Direction: Write out the full listing exactly as given, minus the images.

Extracted data entries
--- Start ---
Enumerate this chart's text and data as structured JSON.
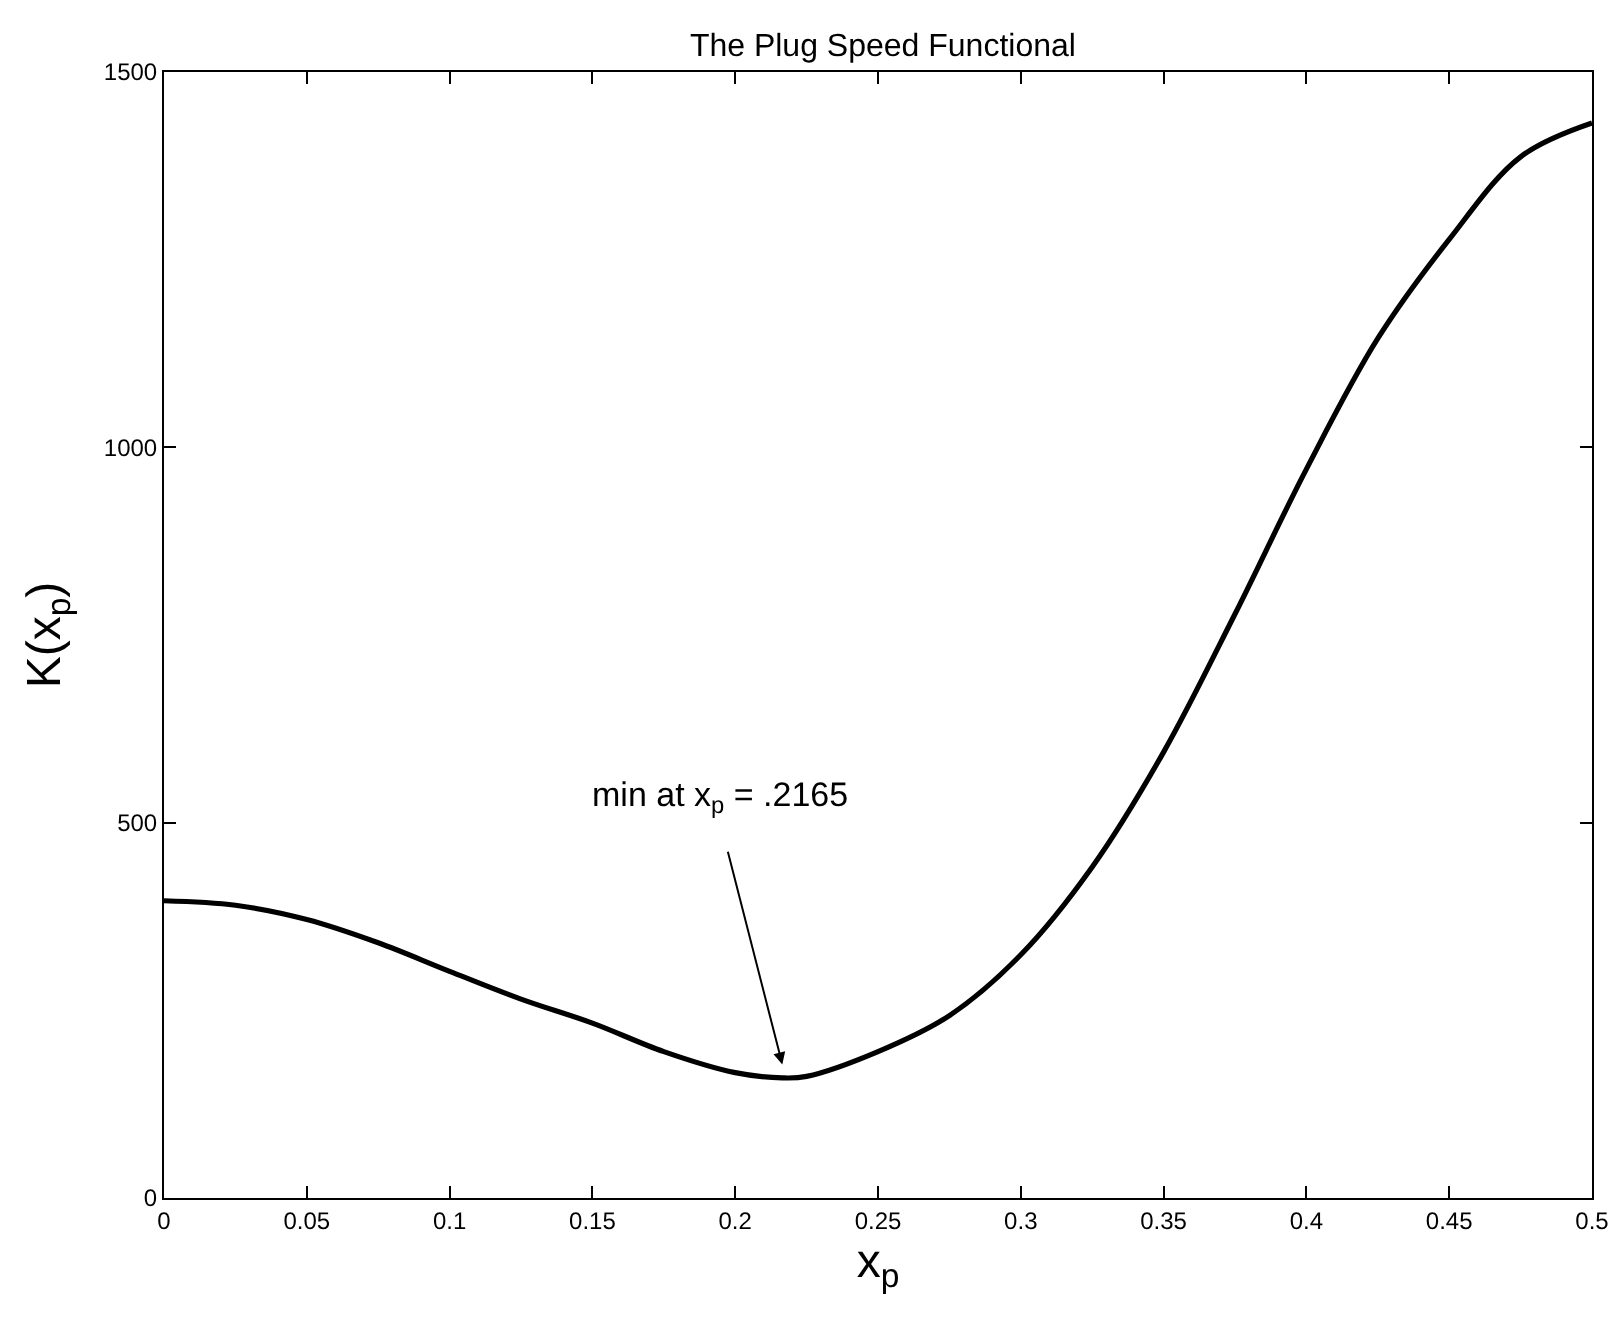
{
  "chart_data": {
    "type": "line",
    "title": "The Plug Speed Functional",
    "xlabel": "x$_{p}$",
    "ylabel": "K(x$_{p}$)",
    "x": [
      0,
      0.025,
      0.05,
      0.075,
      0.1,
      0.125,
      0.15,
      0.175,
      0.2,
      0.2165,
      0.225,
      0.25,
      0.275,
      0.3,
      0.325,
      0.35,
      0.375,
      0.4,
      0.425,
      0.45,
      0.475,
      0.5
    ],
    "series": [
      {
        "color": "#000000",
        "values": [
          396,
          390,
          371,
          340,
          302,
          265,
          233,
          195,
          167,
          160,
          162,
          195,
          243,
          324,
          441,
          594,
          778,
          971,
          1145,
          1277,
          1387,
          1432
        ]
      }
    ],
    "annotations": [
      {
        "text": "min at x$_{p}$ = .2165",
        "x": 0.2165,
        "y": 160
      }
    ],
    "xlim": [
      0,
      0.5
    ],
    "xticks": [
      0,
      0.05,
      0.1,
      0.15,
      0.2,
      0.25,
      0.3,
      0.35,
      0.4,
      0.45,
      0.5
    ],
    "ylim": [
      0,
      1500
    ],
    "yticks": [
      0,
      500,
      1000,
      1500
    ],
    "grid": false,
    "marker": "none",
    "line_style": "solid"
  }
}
--- End ---
Result:
Enumerate this chart's text and data as structured JSON.
{
  "chart_data": {
    "type": "line",
    "title": "The Plug Speed Functional",
    "xlabel": "x$_{p}$",
    "ylabel": "K(x$_{p}$)",
    "x": [
      0,
      0.025,
      0.05,
      0.075,
      0.1,
      0.125,
      0.15,
      0.175,
      0.2,
      0.2165,
      0.225,
      0.25,
      0.275,
      0.3,
      0.325,
      0.35,
      0.375,
      0.4,
      0.425,
      0.45,
      0.475,
      0.5
    ],
    "series": [
      {
        "color": "#000000",
        "values": [
          396,
          390,
          371,
          340,
          302,
          265,
          233,
          195,
          167,
          160,
          162,
          195,
          243,
          324,
          441,
          594,
          778,
          971,
          1145,
          1277,
          1387,
          1432
        ]
      }
    ],
    "annotations": [
      {
        "text": "min at x$_{p}$ = .2165",
        "x": 0.2165,
        "y": 160
      }
    ],
    "xlim": [
      0,
      0.5
    ],
    "xticks": [
      0,
      0.05,
      0.1,
      0.15,
      0.2,
      0.25,
      0.3,
      0.35,
      0.4,
      0.45,
      0.5
    ],
    "ylim": [
      0,
      1500
    ],
    "yticks": [
      0,
      500,
      1000,
      1500
    ],
    "grid": false,
    "marker": "none",
    "line_style": "solid"
  }
}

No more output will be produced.